My father swears he put me through college with his poker winnings. Taciturn, logical, and restrained, my father plays poker with a quiet consistency that often outwits more eager gamblers. The oval table in the dining room of the house where I grew up had a two-sided table cover. Black vinyl on top, fuzzy green underneath. For poker games the green side would be up. Behind the swinging door that connected the dining room to the pantry would be an elaborate display of cold cuts. But the men who came to our house once a week barely rose from the table. They were much less interested in refilling their stomachs than they were in reviewing their cards.
“It’s Burney,” my father announced. He bragged that he could tell by the sound of the footsteps across the floor which of the players was arriving. I was glad to see Burney because he always had a piece of hard candy for me, lint sticking to the plastic encasement, and a penny or a nickel that he fished out of his pocket. “Ned,” my father guessed, correctly, about a dour, dark-haired, barrel-chested man who nodded somberly in my direction. Then Marshall’s feet clomped across the floor. Marshall was an entrepreneur who played poker like he conducted business — with too much abandon and not enough forethought. He started the chain of Paperback BookSmiths, VideoSmiths and, later, LearningSmiths. When he won, he won big. But just as often he left bankrupt.
Rick came next. An Emergency Room doctor with no children of his own, Rick was my favorite. “Jenny! How are you!” It was never a question, just an enthusiastic greeting. I always lobbied for Rick to take me to bed when it was time to go. He would throw me on his shoulders, making me almost tall enough to reach the high ceilings in our Victorian house, and march up the stairs.
But for one or two hands, I was allowed to stay downstairs. I would sit very upright next to my father’s chair and look silently at his cards. His face always remained impassive. “Check,” he would say, slamming his fist on the table. Someone else would fold. Finally, the betting started. My father always waited to raise, knowing that if he gave away the fact that his cards were good he would scare the others out of the hand and win only a modest pot. “One chip for high, two for low, none if you’re betting high-low,” he announced. And that breathless moment would come when the clenched hands were on top of the table, all hiding the secret of their play under closed fingers. With the precision of a choreographed dance, every forearm would rotate upwards at the same time and all five fingers would open wide. Then there would be shouts, gasps, and swearing.
Even I, though I knew it might cost me the privilege of watching, couldn’t sit still and silent as the cards were revealed. I did not understand all of the mysterious secrets of the cards — that aces could be high or low; that a regal red queen could ruin a low hand for someone who was trying his luck, believing the others would be betting high; that a ten of spades, ten being a whole year away from me, could be a good low card. But I understood the excitement of having a good hand, the joy of raking in a large pile of chips, and the camaraderie that comes with playing a good game — a game full of tension and skill, where luck, too, has everything to do with the outcome.
I was the youngest of four children that my father raised, and when I graduated from high school a year early and left for college, our house, even on poker nights, must have seemed empty. I will never forget sitting in my nightgown with my legs dangling from a chair as I was privy, for a moment anyway, to the smoky, guffawing world of men.

— MATERIAL SHOWN —
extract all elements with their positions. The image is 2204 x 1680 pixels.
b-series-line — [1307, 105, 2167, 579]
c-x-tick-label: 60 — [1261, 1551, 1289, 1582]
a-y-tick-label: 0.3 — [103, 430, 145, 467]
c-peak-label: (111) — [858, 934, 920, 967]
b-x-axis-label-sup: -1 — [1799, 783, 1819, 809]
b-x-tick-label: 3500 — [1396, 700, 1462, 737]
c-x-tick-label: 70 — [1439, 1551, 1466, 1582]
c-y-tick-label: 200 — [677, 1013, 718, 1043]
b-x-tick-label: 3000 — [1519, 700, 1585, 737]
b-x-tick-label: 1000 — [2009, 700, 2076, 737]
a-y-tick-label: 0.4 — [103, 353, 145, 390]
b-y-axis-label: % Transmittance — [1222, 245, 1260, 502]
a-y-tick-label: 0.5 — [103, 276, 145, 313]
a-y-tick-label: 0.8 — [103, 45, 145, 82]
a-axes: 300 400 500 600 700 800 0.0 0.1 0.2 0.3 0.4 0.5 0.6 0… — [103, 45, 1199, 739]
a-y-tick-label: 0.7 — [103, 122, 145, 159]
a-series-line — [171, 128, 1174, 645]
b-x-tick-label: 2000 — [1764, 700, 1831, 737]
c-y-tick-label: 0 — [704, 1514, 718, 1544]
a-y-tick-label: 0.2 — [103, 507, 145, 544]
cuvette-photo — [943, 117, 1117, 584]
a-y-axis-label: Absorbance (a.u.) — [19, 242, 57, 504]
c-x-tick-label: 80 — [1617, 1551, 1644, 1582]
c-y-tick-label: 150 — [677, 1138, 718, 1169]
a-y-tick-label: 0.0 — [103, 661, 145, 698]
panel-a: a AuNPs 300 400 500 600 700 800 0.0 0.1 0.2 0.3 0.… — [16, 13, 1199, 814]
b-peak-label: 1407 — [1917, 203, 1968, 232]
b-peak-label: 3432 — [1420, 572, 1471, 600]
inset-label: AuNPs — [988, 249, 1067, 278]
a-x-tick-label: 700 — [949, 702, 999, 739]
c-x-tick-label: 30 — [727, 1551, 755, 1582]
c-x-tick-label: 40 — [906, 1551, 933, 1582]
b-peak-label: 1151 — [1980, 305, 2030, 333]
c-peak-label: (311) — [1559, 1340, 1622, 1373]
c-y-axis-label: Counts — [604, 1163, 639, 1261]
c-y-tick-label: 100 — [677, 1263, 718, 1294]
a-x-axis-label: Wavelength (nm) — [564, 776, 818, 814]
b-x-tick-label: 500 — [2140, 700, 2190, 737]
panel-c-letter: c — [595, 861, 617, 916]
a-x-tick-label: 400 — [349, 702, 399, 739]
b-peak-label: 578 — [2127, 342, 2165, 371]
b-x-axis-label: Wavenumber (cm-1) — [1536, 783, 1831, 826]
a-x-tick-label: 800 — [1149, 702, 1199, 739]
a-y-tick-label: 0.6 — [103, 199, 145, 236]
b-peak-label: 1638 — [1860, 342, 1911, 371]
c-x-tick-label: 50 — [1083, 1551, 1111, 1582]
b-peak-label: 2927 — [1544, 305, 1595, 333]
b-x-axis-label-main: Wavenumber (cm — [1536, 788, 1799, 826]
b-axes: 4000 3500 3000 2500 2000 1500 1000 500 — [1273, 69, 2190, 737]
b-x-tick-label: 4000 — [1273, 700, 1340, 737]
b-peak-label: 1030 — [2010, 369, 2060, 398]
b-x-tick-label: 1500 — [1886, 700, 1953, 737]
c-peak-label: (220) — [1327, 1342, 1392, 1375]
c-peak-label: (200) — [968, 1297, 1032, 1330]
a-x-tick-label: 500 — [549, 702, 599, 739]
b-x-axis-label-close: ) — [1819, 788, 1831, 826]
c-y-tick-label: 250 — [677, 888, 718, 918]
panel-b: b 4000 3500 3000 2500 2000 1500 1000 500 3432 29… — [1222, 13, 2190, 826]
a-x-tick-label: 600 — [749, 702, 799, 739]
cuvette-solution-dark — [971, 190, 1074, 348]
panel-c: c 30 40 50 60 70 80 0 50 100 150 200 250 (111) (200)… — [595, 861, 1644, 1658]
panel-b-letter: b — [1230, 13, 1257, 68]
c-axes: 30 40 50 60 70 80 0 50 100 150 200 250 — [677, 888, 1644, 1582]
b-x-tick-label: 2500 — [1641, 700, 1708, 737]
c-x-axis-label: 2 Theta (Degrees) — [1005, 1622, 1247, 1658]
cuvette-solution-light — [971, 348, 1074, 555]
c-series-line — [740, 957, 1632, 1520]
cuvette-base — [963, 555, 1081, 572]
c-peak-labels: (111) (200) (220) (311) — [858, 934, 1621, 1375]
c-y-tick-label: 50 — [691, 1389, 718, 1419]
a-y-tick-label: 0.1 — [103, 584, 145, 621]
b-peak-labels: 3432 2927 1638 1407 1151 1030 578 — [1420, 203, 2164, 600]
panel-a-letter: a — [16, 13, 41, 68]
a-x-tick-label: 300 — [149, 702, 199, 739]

— ASSIGNMENT —
Transcribe the portion of the poker memoir between "Even I, though" and "with the outcome.", inclusive. Nothing in the records is needed here.

— REPLY —
Even I, though I knew it might cost me the privilege of watching, couldn’t sit still and silent as the cards were revealed. I did not understand all of the mysterious secrets of the cards — that aces could be high or low; that a regal red queen could ruin a low hand for someone who was trying his luck, believing the others would be betting high; that a ten of spades, ten being a whole year away from me, could be a good low card. But I understood the excitement of having a good hand, the joy of raking in a large pile of chips, and the camaraderie that comes with playing a good game — a game full of tension and skill, where luck, too, has everything to do with the outcome.